-- Start INFORMATION PROVIDED --

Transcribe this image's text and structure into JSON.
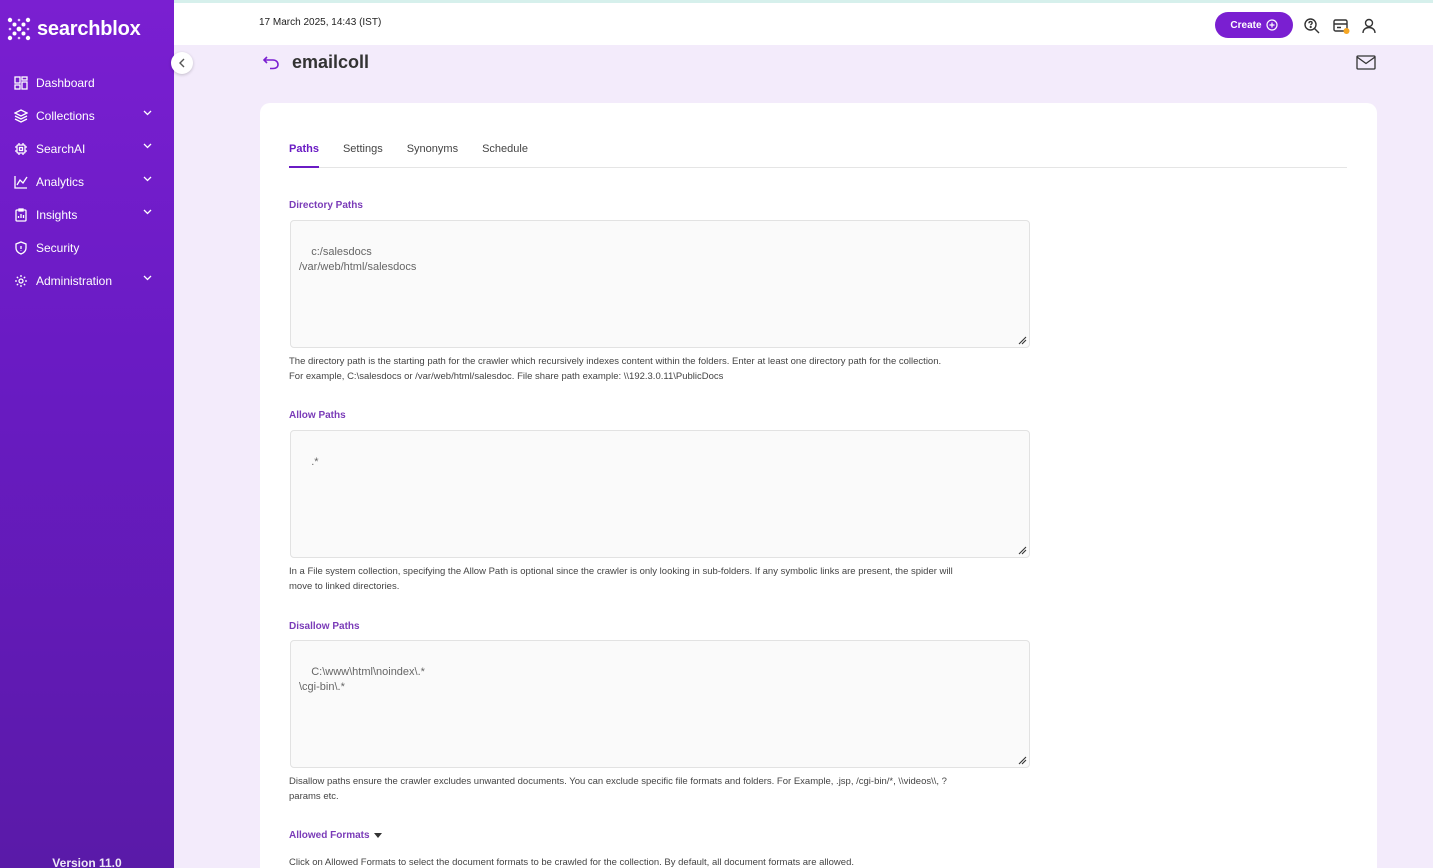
{
  "brand": {
    "name": "searchblox",
    "accent": "#7a1fd1"
  },
  "sidebar": {
    "items": [
      {
        "label": "Dashboard",
        "icon": "dashboard-icon",
        "expandable": false
      },
      {
        "label": "Collections",
        "icon": "layers-icon",
        "expandable": true
      },
      {
        "label": "SearchAI",
        "icon": "chip-icon",
        "expandable": true
      },
      {
        "label": "Analytics",
        "icon": "chart-icon",
        "expandable": true
      },
      {
        "label": "Insights",
        "icon": "clipboard-icon",
        "expandable": true
      },
      {
        "label": "Security",
        "icon": "shield-icon",
        "expandable": false
      },
      {
        "label": "Administration",
        "icon": "gear-icon",
        "expandable": true
      }
    ],
    "version": "Version 11.0"
  },
  "topbar": {
    "datetime": "17 March 2025, 14:43 (IST)",
    "create_label": "Create"
  },
  "page": {
    "title": "emailcoll"
  },
  "tabs": [
    {
      "label": "Paths",
      "active": true
    },
    {
      "label": "Settings",
      "active": false
    },
    {
      "label": "Synonyms",
      "active": false
    },
    {
      "label": "Schedule",
      "active": false
    }
  ],
  "fields": {
    "directory": {
      "label": "Directory Paths",
      "value": "c:/salesdocs\n/var/web/html/salesdocs",
      "help1": "The directory path is the starting path for the crawler which recursively indexes content within the folders. Enter at least one directory path for the collection.",
      "help2": "For example, C:\\salesdocs or /var/web/html/salesdoc. File share path example: \\\\192.3.0.11\\PublicDocs"
    },
    "allow": {
      "label": "Allow Paths",
      "value": ".*",
      "help1": "In a File system collection, specifying the Allow Path is optional since the crawler is only looking in sub-folders. If any symbolic links are present, the spider will",
      "help2": "move to linked directories."
    },
    "disallow": {
      "label": "Disallow Paths",
      "value": "C:\\www\\html\\noindex\\.*\n\\cgi-bin\\.*",
      "help1": "Disallow paths ensure the crawler excludes unwanted documents. You can exclude specific file formats and folders. For Example, .jsp, /cgi-bin/*, \\\\videos\\\\, ?",
      "help2": "params etc."
    },
    "formats": {
      "label": "Allowed Formats",
      "help": "Click on Allowed Formats to select the document formats to be crawled for the collection. By default, all document formats are allowed."
    }
  }
}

-- End INFORMATION PROVIDED --

=== SHORT TASK ===
Each line of the material must be retyped exactly, except that images are omitted.

=== WRITTEN REPLY ===
Transcribe this image's text and structure into JSON.
{
  "brand": {
    "name": "searchblox",
    "accent": "#7a1fd1"
  },
  "sidebar": {
    "items": [
      {
        "label": "Dashboard",
        "icon": "dashboard-icon",
        "expandable": false
      },
      {
        "label": "Collections",
        "icon": "layers-icon",
        "expandable": true
      },
      {
        "label": "SearchAI",
        "icon": "chip-icon",
        "expandable": true
      },
      {
        "label": "Analytics",
        "icon": "chart-icon",
        "expandable": true
      },
      {
        "label": "Insights",
        "icon": "clipboard-icon",
        "expandable": true
      },
      {
        "label": "Security",
        "icon": "shield-icon",
        "expandable": false
      },
      {
        "label": "Administration",
        "icon": "gear-icon",
        "expandable": true
      }
    ],
    "version": "Version 11.0"
  },
  "topbar": {
    "datetime": "17 March 2025, 14:43 (IST)",
    "create_label": "Create"
  },
  "page": {
    "title": "emailcoll"
  },
  "tabs": [
    {
      "label": "Paths",
      "active": true
    },
    {
      "label": "Settings",
      "active": false
    },
    {
      "label": "Synonyms",
      "active": false
    },
    {
      "label": "Schedule",
      "active": false
    }
  ],
  "fields": {
    "directory": {
      "label": "Directory Paths",
      "value": "c:/salesdocs\n/var/web/html/salesdocs",
      "help1": "The directory path is the starting path for the crawler which recursively indexes content within the folders. Enter at least one directory path for the collection.",
      "help2": "For example, C:\\salesdocs or /var/web/html/salesdoc. File share path example: \\\\192.3.0.11\\PublicDocs"
    },
    "allow": {
      "label": "Allow Paths",
      "value": ".*",
      "help1": "In a File system collection, specifying the Allow Path is optional since the crawler is only looking in sub-folders. If any symbolic links are present, the spider will",
      "help2": "move to linked directories."
    },
    "disallow": {
      "label": "Disallow Paths",
      "value": "C:\\www\\html\\noindex\\.*\n\\cgi-bin\\.*",
      "help1": "Disallow paths ensure the crawler excludes unwanted documents. You can exclude specific file formats and folders. For Example, .jsp, /cgi-bin/*, \\\\videos\\\\, ?",
      "help2": "params etc."
    },
    "formats": {
      "label": "Allowed Formats",
      "help": "Click on Allowed Formats to select the document formats to be crawled for the collection. By default, all document formats are allowed."
    }
  }
}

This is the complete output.